### What is asked:
Repeat all of the records verbatim.

Start

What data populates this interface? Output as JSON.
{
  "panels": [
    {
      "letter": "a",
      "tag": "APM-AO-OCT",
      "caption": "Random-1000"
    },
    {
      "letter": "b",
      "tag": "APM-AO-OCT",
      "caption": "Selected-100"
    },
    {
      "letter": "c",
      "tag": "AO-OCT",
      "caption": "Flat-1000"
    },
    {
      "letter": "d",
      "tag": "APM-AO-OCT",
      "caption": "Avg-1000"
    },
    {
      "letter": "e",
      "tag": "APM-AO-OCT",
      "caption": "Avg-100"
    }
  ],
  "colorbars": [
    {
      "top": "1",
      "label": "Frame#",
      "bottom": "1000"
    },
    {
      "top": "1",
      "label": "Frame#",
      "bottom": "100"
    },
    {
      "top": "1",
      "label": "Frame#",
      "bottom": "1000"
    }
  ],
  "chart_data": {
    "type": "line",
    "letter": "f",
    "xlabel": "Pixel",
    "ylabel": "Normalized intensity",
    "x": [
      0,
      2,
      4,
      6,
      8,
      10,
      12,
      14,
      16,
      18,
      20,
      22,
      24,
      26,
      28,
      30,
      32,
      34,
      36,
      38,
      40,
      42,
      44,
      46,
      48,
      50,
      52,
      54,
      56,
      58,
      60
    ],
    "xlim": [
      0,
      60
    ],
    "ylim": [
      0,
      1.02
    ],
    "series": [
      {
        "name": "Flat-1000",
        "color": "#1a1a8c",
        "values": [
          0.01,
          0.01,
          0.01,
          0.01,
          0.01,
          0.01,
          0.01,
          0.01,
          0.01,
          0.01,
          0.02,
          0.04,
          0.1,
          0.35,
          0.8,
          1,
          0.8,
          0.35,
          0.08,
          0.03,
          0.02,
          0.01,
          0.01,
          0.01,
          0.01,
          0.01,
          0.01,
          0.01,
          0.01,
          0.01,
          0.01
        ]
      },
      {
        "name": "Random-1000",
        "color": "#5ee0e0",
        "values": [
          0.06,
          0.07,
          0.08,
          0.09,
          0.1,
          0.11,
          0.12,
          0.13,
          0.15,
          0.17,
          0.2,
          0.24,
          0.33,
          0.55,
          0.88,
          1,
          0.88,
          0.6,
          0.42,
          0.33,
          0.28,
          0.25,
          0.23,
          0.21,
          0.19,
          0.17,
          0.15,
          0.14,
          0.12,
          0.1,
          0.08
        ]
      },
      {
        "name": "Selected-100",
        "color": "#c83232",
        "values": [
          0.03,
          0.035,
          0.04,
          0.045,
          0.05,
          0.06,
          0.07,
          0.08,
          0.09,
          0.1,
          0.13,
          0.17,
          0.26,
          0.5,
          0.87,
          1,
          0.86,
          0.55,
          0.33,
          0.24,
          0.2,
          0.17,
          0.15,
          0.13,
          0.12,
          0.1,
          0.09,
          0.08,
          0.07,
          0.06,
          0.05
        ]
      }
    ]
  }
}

End

### Exercise solution:
What data populates this interface? Output as JSON.
{
  "panels": [
    {
      "letter": "a",
      "tag": "APM-AO-OCT",
      "caption": "Random-1000"
    },
    {
      "letter": "b",
      "tag": "APM-AO-OCT",
      "caption": "Selected-100"
    },
    {
      "letter": "c",
      "tag": "AO-OCT",
      "caption": "Flat-1000"
    },
    {
      "letter": "d",
      "tag": "APM-AO-OCT",
      "caption": "Avg-1000"
    },
    {
      "letter": "e",
      "tag": "APM-AO-OCT",
      "caption": "Avg-100"
    }
  ],
  "colorbars": [
    {
      "top": "1",
      "label": "Frame#",
      "bottom": "1000"
    },
    {
      "top": "1",
      "label": "Frame#",
      "bottom": "100"
    },
    {
      "top": "1",
      "label": "Frame#",
      "bottom": "1000"
    }
  ],
  "chart_data": {
    "type": "line",
    "letter": "f",
    "xlabel": "Pixel",
    "ylabel": "Normalized intensity",
    "x": [
      0,
      2,
      4,
      6,
      8,
      10,
      12,
      14,
      16,
      18,
      20,
      22,
      24,
      26,
      28,
      30,
      32,
      34,
      36,
      38,
      40,
      42,
      44,
      46,
      48,
      50,
      52,
      54,
      56,
      58,
      60
    ],
    "xlim": [
      0,
      60
    ],
    "ylim": [
      0,
      1.02
    ],
    "series": [
      {
        "name": "Flat-1000",
        "color": "#1a1a8c",
        "values": [
          0.01,
          0.01,
          0.01,
          0.01,
          0.01,
          0.01,
          0.01,
          0.01,
          0.01,
          0.01,
          0.02,
          0.04,
          0.1,
          0.35,
          0.8,
          1,
          0.8,
          0.35,
          0.08,
          0.03,
          0.02,
          0.01,
          0.01,
          0.01,
          0.01,
          0.01,
          0.01,
          0.01,
          0.01,
          0.01,
          0.01
        ]
      },
      {
        "name": "Random-1000",
        "color": "#5ee0e0",
        "values": [
          0.06,
          0.07,
          0.08,
          0.09,
          0.1,
          0.11,
          0.12,
          0.13,
          0.15,
          0.17,
          0.2,
          0.24,
          0.33,
          0.55,
          0.88,
          1,
          0.88,
          0.6,
          0.42,
          0.33,
          0.28,
          0.25,
          0.23,
          0.21,
          0.19,
          0.17,
          0.15,
          0.14,
          0.12,
          0.1,
          0.08
        ]
      },
      {
        "name": "Selected-100",
        "color": "#c83232",
        "values": [
          0.03,
          0.035,
          0.04,
          0.045,
          0.05,
          0.06,
          0.07,
          0.08,
          0.09,
          0.1,
          0.13,
          0.17,
          0.26,
          0.5,
          0.87,
          1,
          0.86,
          0.55,
          0.33,
          0.24,
          0.2,
          0.17,
          0.15,
          0.13,
          0.12,
          0.1,
          0.09,
          0.08,
          0.07,
          0.06,
          0.05
        ]
      }
    ]
  }
}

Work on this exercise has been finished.